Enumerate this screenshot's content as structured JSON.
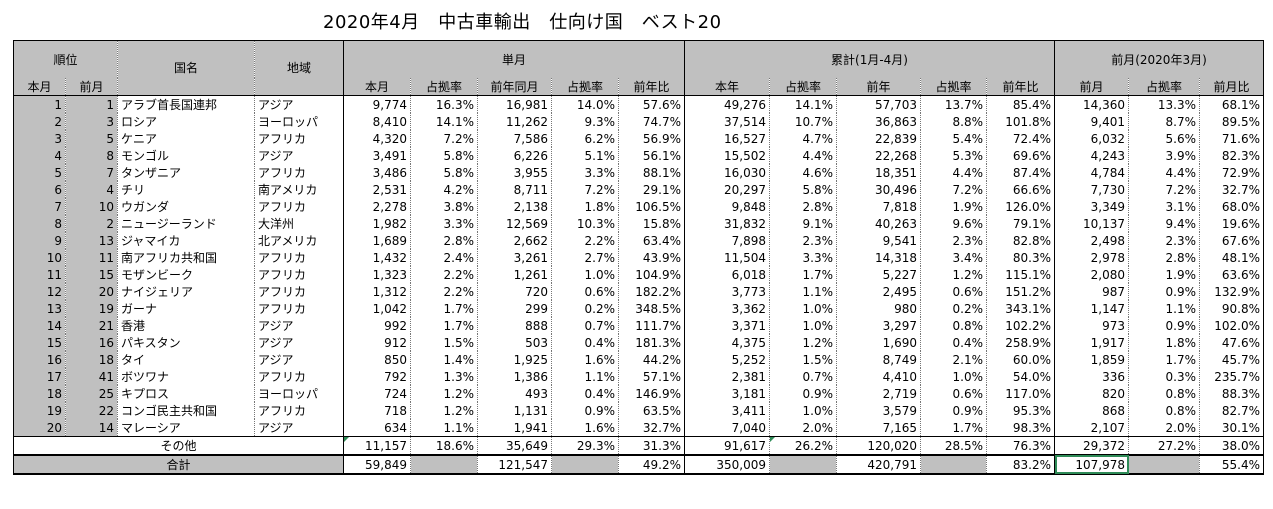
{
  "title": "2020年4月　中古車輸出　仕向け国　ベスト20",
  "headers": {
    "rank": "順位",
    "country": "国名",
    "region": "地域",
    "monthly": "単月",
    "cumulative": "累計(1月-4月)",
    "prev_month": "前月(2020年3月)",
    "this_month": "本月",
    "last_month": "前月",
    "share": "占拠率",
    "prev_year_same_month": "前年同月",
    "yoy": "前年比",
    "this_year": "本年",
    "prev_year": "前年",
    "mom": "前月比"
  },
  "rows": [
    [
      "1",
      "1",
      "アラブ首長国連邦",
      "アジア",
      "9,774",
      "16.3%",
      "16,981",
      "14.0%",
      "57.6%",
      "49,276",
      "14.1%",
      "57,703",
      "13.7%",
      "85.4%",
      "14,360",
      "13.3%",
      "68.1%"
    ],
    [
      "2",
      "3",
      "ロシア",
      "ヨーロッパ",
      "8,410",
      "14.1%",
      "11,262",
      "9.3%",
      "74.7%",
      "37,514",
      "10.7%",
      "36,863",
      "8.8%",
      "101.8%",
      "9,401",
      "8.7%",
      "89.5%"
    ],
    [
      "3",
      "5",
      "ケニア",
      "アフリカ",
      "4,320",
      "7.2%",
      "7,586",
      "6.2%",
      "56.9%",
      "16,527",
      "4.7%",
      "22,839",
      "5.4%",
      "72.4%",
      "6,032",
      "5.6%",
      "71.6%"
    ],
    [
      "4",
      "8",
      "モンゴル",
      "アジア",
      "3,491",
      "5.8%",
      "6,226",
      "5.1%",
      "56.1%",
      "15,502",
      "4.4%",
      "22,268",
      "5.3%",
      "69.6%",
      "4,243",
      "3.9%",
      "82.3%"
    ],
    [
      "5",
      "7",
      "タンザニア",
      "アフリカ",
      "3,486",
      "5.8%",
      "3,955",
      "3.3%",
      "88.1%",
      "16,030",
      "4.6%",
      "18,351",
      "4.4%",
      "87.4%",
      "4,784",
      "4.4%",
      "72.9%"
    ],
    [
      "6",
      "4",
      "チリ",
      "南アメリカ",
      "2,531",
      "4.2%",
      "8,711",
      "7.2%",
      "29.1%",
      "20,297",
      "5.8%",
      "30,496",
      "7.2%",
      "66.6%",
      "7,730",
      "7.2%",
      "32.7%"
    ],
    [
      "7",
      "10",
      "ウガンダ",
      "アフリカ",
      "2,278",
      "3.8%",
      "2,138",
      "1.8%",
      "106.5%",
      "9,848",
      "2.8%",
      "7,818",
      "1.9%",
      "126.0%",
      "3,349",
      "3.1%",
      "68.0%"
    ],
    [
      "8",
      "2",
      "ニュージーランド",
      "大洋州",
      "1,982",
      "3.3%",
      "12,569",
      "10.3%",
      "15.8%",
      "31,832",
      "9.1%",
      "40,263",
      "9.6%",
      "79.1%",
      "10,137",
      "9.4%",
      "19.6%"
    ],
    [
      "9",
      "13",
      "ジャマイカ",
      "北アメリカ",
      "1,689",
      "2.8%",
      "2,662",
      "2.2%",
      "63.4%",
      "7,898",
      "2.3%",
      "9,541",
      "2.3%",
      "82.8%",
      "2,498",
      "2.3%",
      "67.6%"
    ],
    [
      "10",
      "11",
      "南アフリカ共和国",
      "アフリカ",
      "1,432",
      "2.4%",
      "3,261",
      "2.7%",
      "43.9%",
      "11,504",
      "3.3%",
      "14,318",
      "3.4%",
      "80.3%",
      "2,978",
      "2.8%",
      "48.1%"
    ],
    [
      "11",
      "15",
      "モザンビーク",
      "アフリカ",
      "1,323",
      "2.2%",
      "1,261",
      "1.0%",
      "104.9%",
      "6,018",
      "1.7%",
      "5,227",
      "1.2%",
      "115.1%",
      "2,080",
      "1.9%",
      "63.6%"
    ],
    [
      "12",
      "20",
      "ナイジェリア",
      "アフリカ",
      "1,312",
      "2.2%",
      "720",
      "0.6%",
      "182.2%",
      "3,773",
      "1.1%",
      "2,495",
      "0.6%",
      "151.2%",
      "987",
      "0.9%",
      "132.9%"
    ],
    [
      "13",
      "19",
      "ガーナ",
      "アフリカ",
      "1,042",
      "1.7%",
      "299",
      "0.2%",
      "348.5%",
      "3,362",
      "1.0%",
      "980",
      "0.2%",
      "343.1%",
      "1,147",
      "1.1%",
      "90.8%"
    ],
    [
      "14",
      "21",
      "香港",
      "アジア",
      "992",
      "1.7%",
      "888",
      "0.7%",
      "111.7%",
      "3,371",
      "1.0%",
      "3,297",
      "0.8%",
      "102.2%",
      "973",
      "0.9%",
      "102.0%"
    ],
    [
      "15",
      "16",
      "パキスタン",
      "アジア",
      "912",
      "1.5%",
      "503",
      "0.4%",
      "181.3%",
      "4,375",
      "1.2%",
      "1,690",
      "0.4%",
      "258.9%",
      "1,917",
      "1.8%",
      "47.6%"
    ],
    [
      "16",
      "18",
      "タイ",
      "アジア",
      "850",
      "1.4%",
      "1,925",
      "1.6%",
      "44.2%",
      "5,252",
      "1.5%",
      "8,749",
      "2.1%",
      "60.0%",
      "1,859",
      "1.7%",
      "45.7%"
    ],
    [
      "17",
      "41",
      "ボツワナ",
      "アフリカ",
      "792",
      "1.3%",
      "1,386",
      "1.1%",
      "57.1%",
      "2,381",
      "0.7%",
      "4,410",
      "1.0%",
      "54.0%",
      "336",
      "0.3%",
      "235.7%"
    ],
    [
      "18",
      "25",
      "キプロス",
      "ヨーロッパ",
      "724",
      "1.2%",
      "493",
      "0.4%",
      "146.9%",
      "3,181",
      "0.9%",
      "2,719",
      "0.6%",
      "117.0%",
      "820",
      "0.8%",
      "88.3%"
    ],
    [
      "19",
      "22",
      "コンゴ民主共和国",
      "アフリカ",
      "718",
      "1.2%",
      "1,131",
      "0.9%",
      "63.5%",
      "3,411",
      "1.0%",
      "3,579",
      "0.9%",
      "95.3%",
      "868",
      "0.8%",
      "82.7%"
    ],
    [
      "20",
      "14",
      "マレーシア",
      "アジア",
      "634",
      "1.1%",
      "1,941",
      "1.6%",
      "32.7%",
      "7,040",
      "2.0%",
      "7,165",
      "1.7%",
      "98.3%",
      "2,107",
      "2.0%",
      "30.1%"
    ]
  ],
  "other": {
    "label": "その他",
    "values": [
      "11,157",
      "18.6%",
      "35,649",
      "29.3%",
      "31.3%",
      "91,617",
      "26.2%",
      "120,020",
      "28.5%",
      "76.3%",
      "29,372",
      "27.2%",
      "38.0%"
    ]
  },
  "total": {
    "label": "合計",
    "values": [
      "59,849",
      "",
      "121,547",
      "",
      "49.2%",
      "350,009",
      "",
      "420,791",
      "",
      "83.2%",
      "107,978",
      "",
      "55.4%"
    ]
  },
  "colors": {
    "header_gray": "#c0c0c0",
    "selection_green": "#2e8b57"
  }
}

☆ ☆ ☆

Task requirements :: Set down the lines of the records above exactly, apart from the pictures.

Reply ::
Enumerate this screenshot's content as structured JSON.
{
  "title": "2020年4月　中古車輸出　仕向け国　ベスト20",
  "headers": {
    "rank": "順位",
    "country": "国名",
    "region": "地域",
    "monthly": "単月",
    "cumulative": "累計(1月-4月)",
    "prev_month": "前月(2020年3月)",
    "this_month": "本月",
    "last_month": "前月",
    "share": "占拠率",
    "prev_year_same_month": "前年同月",
    "yoy": "前年比",
    "this_year": "本年",
    "prev_year": "前年",
    "mom": "前月比"
  },
  "rows": [
    [
      "1",
      "1",
      "アラブ首長国連邦",
      "アジア",
      "9,774",
      "16.3%",
      "16,981",
      "14.0%",
      "57.6%",
      "49,276",
      "14.1%",
      "57,703",
      "13.7%",
      "85.4%",
      "14,360",
      "13.3%",
      "68.1%"
    ],
    [
      "2",
      "3",
      "ロシア",
      "ヨーロッパ",
      "8,410",
      "14.1%",
      "11,262",
      "9.3%",
      "74.7%",
      "37,514",
      "10.7%",
      "36,863",
      "8.8%",
      "101.8%",
      "9,401",
      "8.7%",
      "89.5%"
    ],
    [
      "3",
      "5",
      "ケニア",
      "アフリカ",
      "4,320",
      "7.2%",
      "7,586",
      "6.2%",
      "56.9%",
      "16,527",
      "4.7%",
      "22,839",
      "5.4%",
      "72.4%",
      "6,032",
      "5.6%",
      "71.6%"
    ],
    [
      "4",
      "8",
      "モンゴル",
      "アジア",
      "3,491",
      "5.8%",
      "6,226",
      "5.1%",
      "56.1%",
      "15,502",
      "4.4%",
      "22,268",
      "5.3%",
      "69.6%",
      "4,243",
      "3.9%",
      "82.3%"
    ],
    [
      "5",
      "7",
      "タンザニア",
      "アフリカ",
      "3,486",
      "5.8%",
      "3,955",
      "3.3%",
      "88.1%",
      "16,030",
      "4.6%",
      "18,351",
      "4.4%",
      "87.4%",
      "4,784",
      "4.4%",
      "72.9%"
    ],
    [
      "6",
      "4",
      "チリ",
      "南アメリカ",
      "2,531",
      "4.2%",
      "8,711",
      "7.2%",
      "29.1%",
      "20,297",
      "5.8%",
      "30,496",
      "7.2%",
      "66.6%",
      "7,730",
      "7.2%",
      "32.7%"
    ],
    [
      "7",
      "10",
      "ウガンダ",
      "アフリカ",
      "2,278",
      "3.8%",
      "2,138",
      "1.8%",
      "106.5%",
      "9,848",
      "2.8%",
      "7,818",
      "1.9%",
      "126.0%",
      "3,349",
      "3.1%",
      "68.0%"
    ],
    [
      "8",
      "2",
      "ニュージーランド",
      "大洋州",
      "1,982",
      "3.3%",
      "12,569",
      "10.3%",
      "15.8%",
      "31,832",
      "9.1%",
      "40,263",
      "9.6%",
      "79.1%",
      "10,137",
      "9.4%",
      "19.6%"
    ],
    [
      "9",
      "13",
      "ジャマイカ",
      "北アメリカ",
      "1,689",
      "2.8%",
      "2,662",
      "2.2%",
      "63.4%",
      "7,898",
      "2.3%",
      "9,541",
      "2.3%",
      "82.8%",
      "2,498",
      "2.3%",
      "67.6%"
    ],
    [
      "10",
      "11",
      "南アフリカ共和国",
      "アフリカ",
      "1,432",
      "2.4%",
      "3,261",
      "2.7%",
      "43.9%",
      "11,504",
      "3.3%",
      "14,318",
      "3.4%",
      "80.3%",
      "2,978",
      "2.8%",
      "48.1%"
    ],
    [
      "11",
      "15",
      "モザンビーク",
      "アフリカ",
      "1,323",
      "2.2%",
      "1,261",
      "1.0%",
      "104.9%",
      "6,018",
      "1.7%",
      "5,227",
      "1.2%",
      "115.1%",
      "2,080",
      "1.9%",
      "63.6%"
    ],
    [
      "12",
      "20",
      "ナイジェリア",
      "アフリカ",
      "1,312",
      "2.2%",
      "720",
      "0.6%",
      "182.2%",
      "3,773",
      "1.1%",
      "2,495",
      "0.6%",
      "151.2%",
      "987",
      "0.9%",
      "132.9%"
    ],
    [
      "13",
      "19",
      "ガーナ",
      "アフリカ",
      "1,042",
      "1.7%",
      "299",
      "0.2%",
      "348.5%",
      "3,362",
      "1.0%",
      "980",
      "0.2%",
      "343.1%",
      "1,147",
      "1.1%",
      "90.8%"
    ],
    [
      "14",
      "21",
      "香港",
      "アジア",
      "992",
      "1.7%",
      "888",
      "0.7%",
      "111.7%",
      "3,371",
      "1.0%",
      "3,297",
      "0.8%",
      "102.2%",
      "973",
      "0.9%",
      "102.0%"
    ],
    [
      "15",
      "16",
      "パキスタン",
      "アジア",
      "912",
      "1.5%",
      "503",
      "0.4%",
      "181.3%",
      "4,375",
      "1.2%",
      "1,690",
      "0.4%",
      "258.9%",
      "1,917",
      "1.8%",
      "47.6%"
    ],
    [
      "16",
      "18",
      "タイ",
      "アジア",
      "850",
      "1.4%",
      "1,925",
      "1.6%",
      "44.2%",
      "5,252",
      "1.5%",
      "8,749",
      "2.1%",
      "60.0%",
      "1,859",
      "1.7%",
      "45.7%"
    ],
    [
      "17",
      "41",
      "ボツワナ",
      "アフリカ",
      "792",
      "1.3%",
      "1,386",
      "1.1%",
      "57.1%",
      "2,381",
      "0.7%",
      "4,410",
      "1.0%",
      "54.0%",
      "336",
      "0.3%",
      "235.7%"
    ],
    [
      "18",
      "25",
      "キプロス",
      "ヨーロッパ",
      "724",
      "1.2%",
      "493",
      "0.4%",
      "146.9%",
      "3,181",
      "0.9%",
      "2,719",
      "0.6%",
      "117.0%",
      "820",
      "0.8%",
      "88.3%"
    ],
    [
      "19",
      "22",
      "コンゴ民主共和国",
      "アフリカ",
      "718",
      "1.2%",
      "1,131",
      "0.9%",
      "63.5%",
      "3,411",
      "1.0%",
      "3,579",
      "0.9%",
      "95.3%",
      "868",
      "0.8%",
      "82.7%"
    ],
    [
      "20",
      "14",
      "マレーシア",
      "アジア",
      "634",
      "1.1%",
      "1,941",
      "1.6%",
      "32.7%",
      "7,040",
      "2.0%",
      "7,165",
      "1.7%",
      "98.3%",
      "2,107",
      "2.0%",
      "30.1%"
    ]
  ],
  "other": {
    "label": "その他",
    "values": [
      "11,157",
      "18.6%",
      "35,649",
      "29.3%",
      "31.3%",
      "91,617",
      "26.2%",
      "120,020",
      "28.5%",
      "76.3%",
      "29,372",
      "27.2%",
      "38.0%"
    ]
  },
  "total": {
    "label": "合計",
    "values": [
      "59,849",
      "",
      "121,547",
      "",
      "49.2%",
      "350,009",
      "",
      "420,791",
      "",
      "83.2%",
      "107,978",
      "",
      "55.4%"
    ]
  },
  "colors": {
    "header_gray": "#c0c0c0",
    "selection_green": "#2e8b57"
  }
}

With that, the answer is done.